begin Data in this exercise

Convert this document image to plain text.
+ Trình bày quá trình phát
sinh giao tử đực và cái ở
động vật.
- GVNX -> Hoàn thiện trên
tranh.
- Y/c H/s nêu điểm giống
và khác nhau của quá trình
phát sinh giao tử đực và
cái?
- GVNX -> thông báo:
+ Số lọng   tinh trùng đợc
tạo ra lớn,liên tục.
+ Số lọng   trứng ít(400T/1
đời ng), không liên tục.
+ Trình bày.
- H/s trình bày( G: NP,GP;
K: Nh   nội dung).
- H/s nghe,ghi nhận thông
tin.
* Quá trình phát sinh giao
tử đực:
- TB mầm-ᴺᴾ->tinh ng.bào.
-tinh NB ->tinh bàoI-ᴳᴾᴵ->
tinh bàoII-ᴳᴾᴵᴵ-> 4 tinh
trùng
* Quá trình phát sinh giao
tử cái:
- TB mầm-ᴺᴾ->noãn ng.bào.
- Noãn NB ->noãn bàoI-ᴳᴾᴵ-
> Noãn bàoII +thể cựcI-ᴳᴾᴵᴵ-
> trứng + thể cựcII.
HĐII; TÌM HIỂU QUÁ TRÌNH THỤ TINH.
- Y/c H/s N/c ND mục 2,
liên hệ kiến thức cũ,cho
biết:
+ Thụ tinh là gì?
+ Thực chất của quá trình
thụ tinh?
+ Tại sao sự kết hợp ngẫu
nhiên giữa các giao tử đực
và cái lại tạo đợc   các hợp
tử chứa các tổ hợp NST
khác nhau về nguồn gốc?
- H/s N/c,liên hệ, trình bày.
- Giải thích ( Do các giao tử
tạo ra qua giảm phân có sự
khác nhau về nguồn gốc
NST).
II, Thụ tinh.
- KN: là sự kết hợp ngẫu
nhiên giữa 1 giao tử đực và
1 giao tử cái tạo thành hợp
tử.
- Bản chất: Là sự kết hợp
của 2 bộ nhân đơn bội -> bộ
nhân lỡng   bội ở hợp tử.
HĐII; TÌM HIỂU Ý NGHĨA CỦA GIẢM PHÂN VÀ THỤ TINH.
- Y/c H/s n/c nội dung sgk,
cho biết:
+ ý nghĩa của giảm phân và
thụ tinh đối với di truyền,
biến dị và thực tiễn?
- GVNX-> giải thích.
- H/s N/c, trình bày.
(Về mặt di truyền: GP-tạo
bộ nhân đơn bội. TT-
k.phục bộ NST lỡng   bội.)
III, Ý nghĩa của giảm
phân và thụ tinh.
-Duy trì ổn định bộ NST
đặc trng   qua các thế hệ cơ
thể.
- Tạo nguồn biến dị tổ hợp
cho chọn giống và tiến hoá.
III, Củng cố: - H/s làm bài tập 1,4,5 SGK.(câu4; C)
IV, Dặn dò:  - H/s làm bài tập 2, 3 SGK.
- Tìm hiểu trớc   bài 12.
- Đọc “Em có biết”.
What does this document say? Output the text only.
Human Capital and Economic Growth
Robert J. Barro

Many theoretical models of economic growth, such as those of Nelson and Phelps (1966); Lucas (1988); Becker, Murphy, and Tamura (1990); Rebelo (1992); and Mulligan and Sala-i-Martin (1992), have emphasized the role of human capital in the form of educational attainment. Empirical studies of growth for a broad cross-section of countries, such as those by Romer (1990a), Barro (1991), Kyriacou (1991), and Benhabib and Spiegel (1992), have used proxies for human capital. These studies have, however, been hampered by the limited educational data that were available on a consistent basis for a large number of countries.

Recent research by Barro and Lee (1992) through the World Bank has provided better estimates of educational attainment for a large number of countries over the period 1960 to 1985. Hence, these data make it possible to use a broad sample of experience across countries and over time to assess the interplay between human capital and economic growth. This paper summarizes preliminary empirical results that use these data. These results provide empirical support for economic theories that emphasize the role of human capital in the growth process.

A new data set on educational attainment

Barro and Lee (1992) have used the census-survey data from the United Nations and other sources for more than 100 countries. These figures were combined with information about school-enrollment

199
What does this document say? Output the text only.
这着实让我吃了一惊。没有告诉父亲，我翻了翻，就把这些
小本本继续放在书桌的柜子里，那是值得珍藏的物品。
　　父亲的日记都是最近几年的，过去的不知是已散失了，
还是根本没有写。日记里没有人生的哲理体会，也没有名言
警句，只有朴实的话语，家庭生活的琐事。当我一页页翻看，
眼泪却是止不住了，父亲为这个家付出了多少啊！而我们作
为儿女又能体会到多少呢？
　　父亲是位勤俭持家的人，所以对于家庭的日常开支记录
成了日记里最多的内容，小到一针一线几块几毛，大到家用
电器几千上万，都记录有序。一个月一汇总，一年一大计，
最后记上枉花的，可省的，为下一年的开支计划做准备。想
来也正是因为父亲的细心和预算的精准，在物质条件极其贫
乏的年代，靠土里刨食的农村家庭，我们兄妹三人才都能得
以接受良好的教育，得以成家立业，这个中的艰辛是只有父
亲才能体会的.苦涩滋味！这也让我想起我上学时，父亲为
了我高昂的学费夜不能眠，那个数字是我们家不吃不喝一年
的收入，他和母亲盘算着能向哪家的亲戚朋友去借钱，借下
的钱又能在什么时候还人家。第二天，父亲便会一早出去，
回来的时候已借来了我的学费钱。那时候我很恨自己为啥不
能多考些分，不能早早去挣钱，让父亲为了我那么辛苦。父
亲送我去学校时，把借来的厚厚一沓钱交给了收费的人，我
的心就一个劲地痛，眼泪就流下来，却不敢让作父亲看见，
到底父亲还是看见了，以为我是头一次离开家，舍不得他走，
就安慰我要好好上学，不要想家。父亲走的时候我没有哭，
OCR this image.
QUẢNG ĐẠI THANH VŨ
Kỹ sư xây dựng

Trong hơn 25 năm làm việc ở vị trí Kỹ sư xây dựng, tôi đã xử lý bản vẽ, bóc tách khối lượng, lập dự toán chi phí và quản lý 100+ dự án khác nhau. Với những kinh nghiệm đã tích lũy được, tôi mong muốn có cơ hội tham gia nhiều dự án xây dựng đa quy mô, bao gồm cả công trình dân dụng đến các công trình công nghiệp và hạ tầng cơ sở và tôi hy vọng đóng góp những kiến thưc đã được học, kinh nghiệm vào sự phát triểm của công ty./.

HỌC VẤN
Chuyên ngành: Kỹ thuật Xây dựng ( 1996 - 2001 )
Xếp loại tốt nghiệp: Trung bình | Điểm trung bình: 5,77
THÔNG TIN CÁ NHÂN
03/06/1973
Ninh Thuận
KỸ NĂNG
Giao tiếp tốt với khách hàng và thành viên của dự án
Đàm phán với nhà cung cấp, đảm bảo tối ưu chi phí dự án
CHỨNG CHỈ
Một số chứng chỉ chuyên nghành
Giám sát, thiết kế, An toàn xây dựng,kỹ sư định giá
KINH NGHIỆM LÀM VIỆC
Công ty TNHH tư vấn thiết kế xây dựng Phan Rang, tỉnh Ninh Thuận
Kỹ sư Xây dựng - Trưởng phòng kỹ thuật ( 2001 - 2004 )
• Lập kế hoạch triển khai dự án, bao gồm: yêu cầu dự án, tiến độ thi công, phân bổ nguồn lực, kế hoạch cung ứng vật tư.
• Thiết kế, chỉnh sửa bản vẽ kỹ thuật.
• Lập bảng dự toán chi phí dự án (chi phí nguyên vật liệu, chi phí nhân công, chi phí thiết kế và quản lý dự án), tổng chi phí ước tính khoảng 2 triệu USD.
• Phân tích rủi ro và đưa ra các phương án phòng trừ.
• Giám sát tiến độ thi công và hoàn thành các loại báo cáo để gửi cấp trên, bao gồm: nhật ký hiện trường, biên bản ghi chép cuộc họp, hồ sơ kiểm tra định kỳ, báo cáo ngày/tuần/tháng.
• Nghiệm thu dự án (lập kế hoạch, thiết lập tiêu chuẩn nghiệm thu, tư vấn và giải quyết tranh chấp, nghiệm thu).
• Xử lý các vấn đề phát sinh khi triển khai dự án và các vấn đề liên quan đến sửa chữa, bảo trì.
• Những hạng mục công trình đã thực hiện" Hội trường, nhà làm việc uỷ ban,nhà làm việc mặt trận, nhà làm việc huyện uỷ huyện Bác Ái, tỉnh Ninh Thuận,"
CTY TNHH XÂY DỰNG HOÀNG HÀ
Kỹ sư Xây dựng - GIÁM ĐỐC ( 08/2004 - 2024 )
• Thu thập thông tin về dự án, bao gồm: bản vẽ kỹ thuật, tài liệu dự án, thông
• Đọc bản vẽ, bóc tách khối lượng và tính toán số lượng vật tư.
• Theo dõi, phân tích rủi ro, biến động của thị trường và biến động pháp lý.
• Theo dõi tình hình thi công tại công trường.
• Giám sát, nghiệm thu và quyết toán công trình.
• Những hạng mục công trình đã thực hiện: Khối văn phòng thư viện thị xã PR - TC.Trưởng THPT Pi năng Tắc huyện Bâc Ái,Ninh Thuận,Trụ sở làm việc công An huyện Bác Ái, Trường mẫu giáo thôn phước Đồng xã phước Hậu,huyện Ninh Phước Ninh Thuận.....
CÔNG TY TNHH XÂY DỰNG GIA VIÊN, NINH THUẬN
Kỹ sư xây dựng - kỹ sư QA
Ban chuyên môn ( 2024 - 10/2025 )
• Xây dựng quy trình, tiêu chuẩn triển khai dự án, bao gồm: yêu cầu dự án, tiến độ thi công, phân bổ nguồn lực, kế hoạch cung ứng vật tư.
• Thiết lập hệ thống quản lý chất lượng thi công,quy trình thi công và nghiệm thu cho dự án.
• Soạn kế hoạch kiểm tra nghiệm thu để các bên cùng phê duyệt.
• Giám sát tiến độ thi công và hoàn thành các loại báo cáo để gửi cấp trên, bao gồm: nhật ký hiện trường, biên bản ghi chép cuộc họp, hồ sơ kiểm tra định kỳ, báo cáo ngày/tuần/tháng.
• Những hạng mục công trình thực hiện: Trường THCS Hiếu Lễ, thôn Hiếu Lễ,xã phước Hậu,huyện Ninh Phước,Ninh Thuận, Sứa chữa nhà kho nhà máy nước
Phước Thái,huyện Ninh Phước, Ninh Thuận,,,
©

end Data in this exercise

→ **Your instructions**
Show the lines from the data above that contain the string "were".

→ **Written answer**
Many theoretical models of economic growth, such as those of Nelson and Phelps (1966); Lucas (1988); Becker, Murphy, and Tamura (1990); Rebelo (1992); and Mulligan and Sala-i-Martin (1992), have emphasized the role of human capital in the form of educational attainment. Empirical studies of growth for a broad cross-section of countries, such as those by Romer (1990a), Barro (1991), Kyriacou (1991), and Benhabib and Spiegel (1992), have used proxies for human capital. These studies have, however, been hampered by the limited educational data that were available on a consistent basis for a large number of countries.
Barro and Lee (1992) have used the census-survey data from the United Nations and other sources for more than 100 countries. These figures were combined with information about school-enrollment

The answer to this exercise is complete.